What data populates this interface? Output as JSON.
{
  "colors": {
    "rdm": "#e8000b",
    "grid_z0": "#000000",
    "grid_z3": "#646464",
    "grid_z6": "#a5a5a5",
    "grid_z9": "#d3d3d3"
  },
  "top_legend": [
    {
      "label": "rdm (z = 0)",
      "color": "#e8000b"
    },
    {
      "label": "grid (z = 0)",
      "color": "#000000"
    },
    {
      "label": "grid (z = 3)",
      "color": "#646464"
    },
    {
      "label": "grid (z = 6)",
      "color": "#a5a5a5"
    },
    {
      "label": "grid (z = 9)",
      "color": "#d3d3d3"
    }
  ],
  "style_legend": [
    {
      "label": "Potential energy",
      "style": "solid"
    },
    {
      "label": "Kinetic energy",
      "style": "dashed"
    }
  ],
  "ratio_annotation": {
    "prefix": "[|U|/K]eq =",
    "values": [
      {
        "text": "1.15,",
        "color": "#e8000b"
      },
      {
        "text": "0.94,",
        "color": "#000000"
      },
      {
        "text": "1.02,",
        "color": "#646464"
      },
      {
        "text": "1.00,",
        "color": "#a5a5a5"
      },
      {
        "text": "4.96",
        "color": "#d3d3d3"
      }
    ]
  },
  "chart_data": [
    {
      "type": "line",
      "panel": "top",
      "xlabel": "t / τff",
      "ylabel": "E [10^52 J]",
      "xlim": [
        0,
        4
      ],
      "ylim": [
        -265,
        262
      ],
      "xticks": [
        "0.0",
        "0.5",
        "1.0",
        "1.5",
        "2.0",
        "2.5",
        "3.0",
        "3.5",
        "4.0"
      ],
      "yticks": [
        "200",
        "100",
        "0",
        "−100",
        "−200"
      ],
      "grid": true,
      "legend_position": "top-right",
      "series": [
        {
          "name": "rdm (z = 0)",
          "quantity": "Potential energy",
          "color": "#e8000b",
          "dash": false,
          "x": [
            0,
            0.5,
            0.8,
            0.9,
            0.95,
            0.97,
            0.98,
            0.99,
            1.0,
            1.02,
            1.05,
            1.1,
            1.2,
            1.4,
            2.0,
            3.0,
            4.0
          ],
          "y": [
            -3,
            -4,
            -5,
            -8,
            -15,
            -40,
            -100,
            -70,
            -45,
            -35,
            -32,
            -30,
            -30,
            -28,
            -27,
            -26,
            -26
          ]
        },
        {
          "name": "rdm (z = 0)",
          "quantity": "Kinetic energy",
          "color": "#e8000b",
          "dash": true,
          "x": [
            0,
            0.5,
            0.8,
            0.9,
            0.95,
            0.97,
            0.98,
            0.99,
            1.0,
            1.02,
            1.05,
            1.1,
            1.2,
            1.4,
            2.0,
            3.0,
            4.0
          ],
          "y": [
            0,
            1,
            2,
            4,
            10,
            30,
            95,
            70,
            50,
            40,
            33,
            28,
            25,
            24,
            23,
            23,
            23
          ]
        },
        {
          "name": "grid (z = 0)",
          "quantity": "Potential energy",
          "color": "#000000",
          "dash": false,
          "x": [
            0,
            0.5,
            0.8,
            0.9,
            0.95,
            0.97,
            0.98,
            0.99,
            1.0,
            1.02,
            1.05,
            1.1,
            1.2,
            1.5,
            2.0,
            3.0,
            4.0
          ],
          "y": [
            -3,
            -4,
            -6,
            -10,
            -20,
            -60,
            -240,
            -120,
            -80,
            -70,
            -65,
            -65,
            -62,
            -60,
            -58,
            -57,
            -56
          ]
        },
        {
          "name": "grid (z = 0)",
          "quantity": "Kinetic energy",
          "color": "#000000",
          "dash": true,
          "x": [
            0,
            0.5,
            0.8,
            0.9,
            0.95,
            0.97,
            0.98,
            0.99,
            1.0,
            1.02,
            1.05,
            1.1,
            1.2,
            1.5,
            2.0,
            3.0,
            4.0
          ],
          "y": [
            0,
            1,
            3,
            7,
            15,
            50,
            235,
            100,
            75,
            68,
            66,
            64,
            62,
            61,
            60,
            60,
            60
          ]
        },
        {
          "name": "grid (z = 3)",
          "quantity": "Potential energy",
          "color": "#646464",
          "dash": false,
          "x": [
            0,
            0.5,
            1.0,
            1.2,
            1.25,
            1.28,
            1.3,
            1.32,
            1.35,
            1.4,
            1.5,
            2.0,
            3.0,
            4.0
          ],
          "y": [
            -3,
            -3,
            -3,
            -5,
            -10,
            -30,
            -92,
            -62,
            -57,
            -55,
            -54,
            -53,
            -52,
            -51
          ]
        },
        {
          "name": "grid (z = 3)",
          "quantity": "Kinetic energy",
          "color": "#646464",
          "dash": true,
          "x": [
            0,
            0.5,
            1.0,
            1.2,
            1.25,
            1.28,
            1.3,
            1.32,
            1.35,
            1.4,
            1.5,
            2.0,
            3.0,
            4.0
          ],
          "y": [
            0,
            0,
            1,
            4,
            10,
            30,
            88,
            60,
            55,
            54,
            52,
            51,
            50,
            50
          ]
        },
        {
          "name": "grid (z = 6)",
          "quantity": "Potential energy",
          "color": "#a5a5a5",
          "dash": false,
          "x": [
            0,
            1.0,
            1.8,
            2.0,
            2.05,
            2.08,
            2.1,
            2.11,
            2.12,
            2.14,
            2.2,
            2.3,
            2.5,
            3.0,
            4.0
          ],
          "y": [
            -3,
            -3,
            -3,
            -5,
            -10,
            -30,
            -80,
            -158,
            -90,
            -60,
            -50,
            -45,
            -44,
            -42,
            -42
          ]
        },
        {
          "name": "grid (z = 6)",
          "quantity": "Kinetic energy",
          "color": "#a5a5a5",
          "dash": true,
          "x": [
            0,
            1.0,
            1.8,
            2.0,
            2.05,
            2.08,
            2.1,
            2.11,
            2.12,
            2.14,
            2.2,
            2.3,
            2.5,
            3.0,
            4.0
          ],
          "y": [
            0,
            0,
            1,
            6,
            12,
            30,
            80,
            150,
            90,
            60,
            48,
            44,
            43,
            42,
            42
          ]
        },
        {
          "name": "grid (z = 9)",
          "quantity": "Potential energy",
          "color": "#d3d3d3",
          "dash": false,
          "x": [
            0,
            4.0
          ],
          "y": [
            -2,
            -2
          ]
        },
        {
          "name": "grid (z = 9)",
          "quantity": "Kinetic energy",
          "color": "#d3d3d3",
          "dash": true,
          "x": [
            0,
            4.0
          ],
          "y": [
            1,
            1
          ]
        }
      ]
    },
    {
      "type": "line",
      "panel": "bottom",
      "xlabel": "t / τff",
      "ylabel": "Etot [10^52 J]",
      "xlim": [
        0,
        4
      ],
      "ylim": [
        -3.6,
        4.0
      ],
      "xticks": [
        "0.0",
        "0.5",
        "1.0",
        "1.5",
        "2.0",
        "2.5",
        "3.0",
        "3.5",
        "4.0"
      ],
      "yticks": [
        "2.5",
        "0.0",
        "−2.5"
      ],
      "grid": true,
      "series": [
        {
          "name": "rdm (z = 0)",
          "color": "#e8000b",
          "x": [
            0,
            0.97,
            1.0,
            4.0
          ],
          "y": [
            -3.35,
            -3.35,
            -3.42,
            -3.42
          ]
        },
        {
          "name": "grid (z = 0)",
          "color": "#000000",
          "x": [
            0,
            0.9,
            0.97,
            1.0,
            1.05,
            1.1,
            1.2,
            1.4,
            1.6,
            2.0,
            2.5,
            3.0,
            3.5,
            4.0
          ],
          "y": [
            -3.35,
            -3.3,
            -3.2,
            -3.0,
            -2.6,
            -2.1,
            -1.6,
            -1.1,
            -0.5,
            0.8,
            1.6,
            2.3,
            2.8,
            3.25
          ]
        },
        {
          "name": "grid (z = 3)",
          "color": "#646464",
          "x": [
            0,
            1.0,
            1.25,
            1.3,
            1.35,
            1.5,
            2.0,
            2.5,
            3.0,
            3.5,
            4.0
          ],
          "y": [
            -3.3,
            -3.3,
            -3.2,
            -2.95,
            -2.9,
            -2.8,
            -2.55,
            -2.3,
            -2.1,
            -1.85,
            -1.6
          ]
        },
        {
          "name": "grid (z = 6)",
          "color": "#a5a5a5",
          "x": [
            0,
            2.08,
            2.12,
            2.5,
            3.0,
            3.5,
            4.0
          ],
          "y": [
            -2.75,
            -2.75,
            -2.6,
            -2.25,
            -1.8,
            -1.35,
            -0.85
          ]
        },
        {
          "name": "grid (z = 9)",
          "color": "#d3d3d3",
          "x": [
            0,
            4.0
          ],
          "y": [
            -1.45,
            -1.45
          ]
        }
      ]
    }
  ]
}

....................

• [Stated problem]
Report the number of lines above that contain the word "text", and only that number.

• [The completed task]
5